*The task:*
Convert the rows below into a JSON list of strings, with one string for each line and no entries for blank lines.

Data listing
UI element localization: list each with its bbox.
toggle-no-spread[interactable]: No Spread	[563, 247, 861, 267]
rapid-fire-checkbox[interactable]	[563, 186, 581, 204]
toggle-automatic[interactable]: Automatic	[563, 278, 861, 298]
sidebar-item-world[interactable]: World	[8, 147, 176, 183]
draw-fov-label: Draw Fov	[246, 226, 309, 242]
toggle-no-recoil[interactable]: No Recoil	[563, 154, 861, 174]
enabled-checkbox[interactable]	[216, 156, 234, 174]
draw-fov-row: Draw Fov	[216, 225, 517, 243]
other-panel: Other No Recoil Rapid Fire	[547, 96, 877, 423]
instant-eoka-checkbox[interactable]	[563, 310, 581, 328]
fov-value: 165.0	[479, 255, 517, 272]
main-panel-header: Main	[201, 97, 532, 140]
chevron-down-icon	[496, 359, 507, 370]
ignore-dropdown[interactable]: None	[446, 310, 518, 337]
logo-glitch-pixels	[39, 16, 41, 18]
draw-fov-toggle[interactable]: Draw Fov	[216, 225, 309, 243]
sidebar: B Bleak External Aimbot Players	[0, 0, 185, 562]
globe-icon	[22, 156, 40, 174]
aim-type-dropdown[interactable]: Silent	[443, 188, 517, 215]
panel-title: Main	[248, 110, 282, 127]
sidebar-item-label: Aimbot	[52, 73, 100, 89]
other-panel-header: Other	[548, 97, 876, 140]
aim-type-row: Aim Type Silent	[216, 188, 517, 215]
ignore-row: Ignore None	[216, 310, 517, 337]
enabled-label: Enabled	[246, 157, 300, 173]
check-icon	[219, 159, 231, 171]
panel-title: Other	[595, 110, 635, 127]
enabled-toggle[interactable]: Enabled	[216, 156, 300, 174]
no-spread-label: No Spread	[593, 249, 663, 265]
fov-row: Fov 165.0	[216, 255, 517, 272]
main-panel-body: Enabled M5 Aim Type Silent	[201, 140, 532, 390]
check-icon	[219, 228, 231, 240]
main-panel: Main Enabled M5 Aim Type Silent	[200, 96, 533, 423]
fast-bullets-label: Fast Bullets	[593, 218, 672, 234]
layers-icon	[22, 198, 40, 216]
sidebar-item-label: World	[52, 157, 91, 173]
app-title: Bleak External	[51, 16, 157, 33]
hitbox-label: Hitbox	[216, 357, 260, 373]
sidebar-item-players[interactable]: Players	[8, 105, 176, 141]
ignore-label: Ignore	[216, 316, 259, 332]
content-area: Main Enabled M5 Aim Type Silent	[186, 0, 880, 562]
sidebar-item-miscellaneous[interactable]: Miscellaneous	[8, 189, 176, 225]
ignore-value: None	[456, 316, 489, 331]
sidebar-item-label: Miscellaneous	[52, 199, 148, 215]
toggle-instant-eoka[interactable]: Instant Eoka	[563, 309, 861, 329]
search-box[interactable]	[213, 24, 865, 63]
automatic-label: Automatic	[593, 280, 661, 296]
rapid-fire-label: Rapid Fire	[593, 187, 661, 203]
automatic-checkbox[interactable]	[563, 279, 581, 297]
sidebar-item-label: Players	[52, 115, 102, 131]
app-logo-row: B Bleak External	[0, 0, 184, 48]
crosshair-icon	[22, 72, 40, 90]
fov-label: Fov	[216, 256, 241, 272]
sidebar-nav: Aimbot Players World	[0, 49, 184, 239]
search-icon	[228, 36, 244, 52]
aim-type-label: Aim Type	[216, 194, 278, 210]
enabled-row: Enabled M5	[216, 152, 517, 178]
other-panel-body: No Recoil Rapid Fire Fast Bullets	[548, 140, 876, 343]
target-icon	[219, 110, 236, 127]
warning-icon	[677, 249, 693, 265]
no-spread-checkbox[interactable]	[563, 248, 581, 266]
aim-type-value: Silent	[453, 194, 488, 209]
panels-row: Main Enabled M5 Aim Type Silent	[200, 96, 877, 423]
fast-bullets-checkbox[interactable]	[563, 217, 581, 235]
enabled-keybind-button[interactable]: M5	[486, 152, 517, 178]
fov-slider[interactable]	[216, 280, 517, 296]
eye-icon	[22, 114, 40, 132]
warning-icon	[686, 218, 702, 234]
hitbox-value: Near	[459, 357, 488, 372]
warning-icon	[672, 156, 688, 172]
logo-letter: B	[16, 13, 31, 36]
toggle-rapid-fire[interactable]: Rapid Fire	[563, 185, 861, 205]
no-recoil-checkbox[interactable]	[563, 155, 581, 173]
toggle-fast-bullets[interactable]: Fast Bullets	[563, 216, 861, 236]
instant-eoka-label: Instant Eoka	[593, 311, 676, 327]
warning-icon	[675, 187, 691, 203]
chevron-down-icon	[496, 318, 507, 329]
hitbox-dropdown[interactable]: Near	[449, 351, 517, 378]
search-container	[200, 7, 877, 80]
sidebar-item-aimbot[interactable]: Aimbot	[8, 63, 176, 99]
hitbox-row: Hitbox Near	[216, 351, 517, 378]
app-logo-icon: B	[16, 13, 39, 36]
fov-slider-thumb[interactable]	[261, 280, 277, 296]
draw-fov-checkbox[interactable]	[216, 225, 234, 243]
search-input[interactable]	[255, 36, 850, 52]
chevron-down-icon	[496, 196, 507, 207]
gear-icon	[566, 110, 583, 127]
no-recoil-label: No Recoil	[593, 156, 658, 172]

*Finished answer:*
[
  "UI element localization: list each with its bbox.",
  "toggle-no-spread[interactable]: No Spread\t[563, 247, 861, 267]",
  "rapid-fire-checkbox[interactable]\t[563, 186, 581, 204]",
  "toggle-automatic[interactable]: Automatic\t[563, 278, 861, 298]",
  "sidebar-item-world[interactable]: World\t[8, 147, 176, 183]",
  "draw-fov-label: Draw Fov\t[246, 226, 309, 242]",
  "toggle-no-recoil[interactable]: No Recoil\t[563, 154, 861, 174]",
  "enabled-checkbox[interactable]\t[216, 156, 234, 174]",
  "draw-fov-row: Draw Fov\t[216, 225, 517, 243]",
  "other-panel: Other No Recoil Rapid Fire\t[547, 96, 877, 423]",
  "instant-eoka-checkbox[interactable]\t[563, 310, 581, 328]",
  "fov-value: 165.0\t[479, 255, 517, 272]",
  "main-panel-header: Main\t[201, 97, 532, 140]",
  "chevron-down-icon\t[496, 359, 507, 370]",
  "ignore-dropdown[interactable]: None\t[446, 310, 518, 337]",
  "logo-glitch-pixels\t[39, 16, 41, 18]",
  "draw-fov-toggle[interactable]: Draw Fov\t[216, 225, 309, 243]",
  "sidebar: B Bleak External Aimbot Players\t[0, 0, 185, 562]",
  "globe-icon\t[22, 156, 40, 174]",
  "aim-type-dropdown[interactable]: Silent\t[443, 188, 517, 215]",
  "panel-title: Main\t[248, 110, 282, 127]",
  "sidebar-item-label: Aimbot\t[52, 73, 100, 89]",
  "other-panel-header: Other\t[548, 97, 876, 140]",
  "aim-type-row: Aim Type Silent\t[216, 188, 517, 215]",
  "ignore-row: Ignore None\t[216, 310, 517, 337]",
  "enabled-label: Enabled\t[246, 157, 300, 173]",
  "check-icon\t[219, 159, 231, 171]",
  "panel-title: Other\t[595, 110, 635, 127]",
  "enabled-toggle[interactable]: Enabled\t[216, 156, 300, 174]",
  "no-spread-label: No Spread\t[593, 249, 663, 265]",
  "fov-row: Fov 165.0\t[216, 255, 517, 272]",
  "main-panel-body: Enabled M5 Aim Type Silent\t[201, 140, 532, 390]",
  "check-icon\t[219, 228, 231, 240]",
  "main-panel: Main Enabled M5 Aim Type Silent\t[200, 96, 533, 423]",
  "fast-bullets-label: Fast Bullets\t[593, 218, 672, 234]",
  "layers-icon\t[22, 198, 40, 216]",
  "sidebar-item-label: World\t[52, 157, 91, 173]",
  "app-title: Bleak External\t[51, 16, 157, 33]",
  "hitbox-label: Hitbox\t[216, 357, 260, 373]",
  "sidebar-item-players[interactable]: Players\t[8, 105, 176, 141]",
  "ignore-label: Ignore\t[216, 316, 259, 332]",
  "content-area: Main Enabled M5 Aim Type Silent\t[186, 0, 880, 562]",
  "sidebar-item-miscellaneous[interactable]: Miscellaneous\t[8, 189, 176, 225]",
  "ignore-value: None\t[456, 316, 489, 331]",
  "sidebar-item-label: Miscellaneous\t[52, 199, 148, 215]",
  "toggle-instant-eoka[interactable]: Instant Eoka\t[563, 309, 861, 329]",
  "search-box[interactable]\t[213, 24, 865, 63]",
  "automatic-label: Automatic\t[593, 280, 661, 296]",
  "rapid-fire-label: Rapid Fire\t[593, 187, 661, 203]",
  "automatic-checkbox[interactable]\t[563, 279, 581, 297]",
  "sidebar-item-label: Players\t[52, 115, 102, 131]",
  "app-logo-row: B Bleak External\t[0, 0, 184, 48]",
  "crosshair-icon\t[22, 72, 40, 90]",
  "fov-label: Fov\t[216, 256, 241, 272]",
  "sidebar-nav: Aimbot Players World\t[0, 49, 184, 239]",
  "search-icon\t[228, 36, 244, 52]",
  "aim-type-label: Aim Type\t[216, 194, 278, 210]",
  "enabled-row: Enabled M5\t[216, 152, 517, 178]",
  "other-panel-body: No Recoil Rapid Fire Fast Bullets\t[548, 140, 876, 343]",
  "target-icon\t[219, 110, 236, 127]",
  "warning-icon\t[677, 249, 693, 265]",
  "no-spread-checkbox[interactable]\t[563, 248, 581, 266]",
  "aim-type-value: Silent\t[453, 194, 488, 209]",
  "panels-row: Main Enabled M5 Aim Type Silent\t[200, 96, 877, 423]",
  "fast-bullets-checkbox[interactable]\t[563, 217, 581, 235]",
  "enabled-keybind-button[interactable]: M5\t[486, 152, 517, 178]",
  "fov-slider[interactable]\t[216, 280, 517, 296]",
  "eye-icon\t[22, 114, 40, 132]",
  "warning-icon\t[686, 218, 702, 234]",
  "hitbox-value: Near\t[459, 357, 488, 372]",
  "warning-icon\t[672, 156, 688, 172]",
  "logo-letter: B\t[16, 13, 31, 36]",
  "toggle-rapid-fire[interactable]: Rapid Fire\t[563, 185, 861, 205]",
  "no-recoil-checkbox[interactable]\t[563, 155, 581, 173]",
  "toggle-fast-bullets[interactable]: Fast Bullets\t[563, 216, 861, 236]",
  "instant-eoka-label: Instant Eoka\t[593, 311, 676, 327]",
  "warning-icon\t[675, 187, 691, 203]",
  "chevron-down-icon\t[496, 318, 507, 329]",
  "hitbox-dropdown[interactable]: Near\t[449, 351, 517, 378]",
  "search-container\t[200, 7, 877, 80]",
  "sidebar-item-aimbot[interactable]: Aimbot\t[8, 63, 176, 99]",
  "hitbox-row: Hitbox Near\t[216, 351, 517, 378]",
  "app-logo-icon: B\t[16, 13, 39, 36]",
  "fov-slider-thumb[interactable]\t[261, 280, 277, 296]",
  "draw-fov-checkbox[interactable]\t[216, 225, 234, 243]",
  "search-input[interactable]\t[255, 36, 850, 52]",
  "chevron-down-icon\t[496, 196, 507, 207]",
  "gear-icon\t[566, 110, 583, 127]",
  "no-recoil-label: No Recoil\t[593, 156, 658, 172]"
]